Brief
Locate the word "title" in the data below, then copy every line that holds it.

Stored rows
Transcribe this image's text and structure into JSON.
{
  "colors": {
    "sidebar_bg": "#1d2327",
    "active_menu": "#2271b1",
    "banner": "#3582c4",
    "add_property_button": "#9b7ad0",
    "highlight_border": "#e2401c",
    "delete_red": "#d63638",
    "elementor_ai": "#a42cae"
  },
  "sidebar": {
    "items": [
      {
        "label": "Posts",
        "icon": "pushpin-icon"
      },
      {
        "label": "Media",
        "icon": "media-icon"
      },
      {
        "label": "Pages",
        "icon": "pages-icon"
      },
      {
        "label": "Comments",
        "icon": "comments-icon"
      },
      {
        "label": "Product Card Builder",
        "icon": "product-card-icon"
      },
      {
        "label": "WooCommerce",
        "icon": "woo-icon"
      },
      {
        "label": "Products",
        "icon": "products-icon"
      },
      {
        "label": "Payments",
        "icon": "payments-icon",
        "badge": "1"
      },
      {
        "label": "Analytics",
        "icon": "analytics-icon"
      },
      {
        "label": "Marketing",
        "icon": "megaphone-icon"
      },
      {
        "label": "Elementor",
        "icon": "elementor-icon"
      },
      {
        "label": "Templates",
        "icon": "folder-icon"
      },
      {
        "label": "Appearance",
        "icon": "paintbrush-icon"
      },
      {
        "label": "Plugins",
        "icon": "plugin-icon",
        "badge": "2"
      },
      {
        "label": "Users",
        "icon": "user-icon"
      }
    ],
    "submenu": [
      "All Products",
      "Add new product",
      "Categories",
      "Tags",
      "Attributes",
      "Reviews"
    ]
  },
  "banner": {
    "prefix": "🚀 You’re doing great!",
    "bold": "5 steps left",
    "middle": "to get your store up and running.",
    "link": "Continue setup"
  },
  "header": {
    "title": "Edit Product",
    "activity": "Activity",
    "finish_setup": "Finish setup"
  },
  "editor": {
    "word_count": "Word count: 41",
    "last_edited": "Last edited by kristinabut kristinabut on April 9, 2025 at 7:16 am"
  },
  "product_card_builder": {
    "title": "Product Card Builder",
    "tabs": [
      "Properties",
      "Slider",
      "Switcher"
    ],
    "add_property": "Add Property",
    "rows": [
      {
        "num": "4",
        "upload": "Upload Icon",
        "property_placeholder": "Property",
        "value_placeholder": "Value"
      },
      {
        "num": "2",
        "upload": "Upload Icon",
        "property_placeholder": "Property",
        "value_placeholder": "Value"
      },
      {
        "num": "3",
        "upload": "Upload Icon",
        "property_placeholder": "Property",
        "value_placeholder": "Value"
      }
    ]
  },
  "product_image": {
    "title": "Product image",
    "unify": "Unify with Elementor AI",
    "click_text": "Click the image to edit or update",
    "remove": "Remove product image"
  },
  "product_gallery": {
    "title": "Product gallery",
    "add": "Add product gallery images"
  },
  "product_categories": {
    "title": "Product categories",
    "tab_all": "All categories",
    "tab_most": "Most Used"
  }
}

Reply to the exercise
    "title": "Edit Product",
    "title": "Product Card Builder",
    "title": "Product image",
    "title": "Product gallery",
    "title": "Product categories",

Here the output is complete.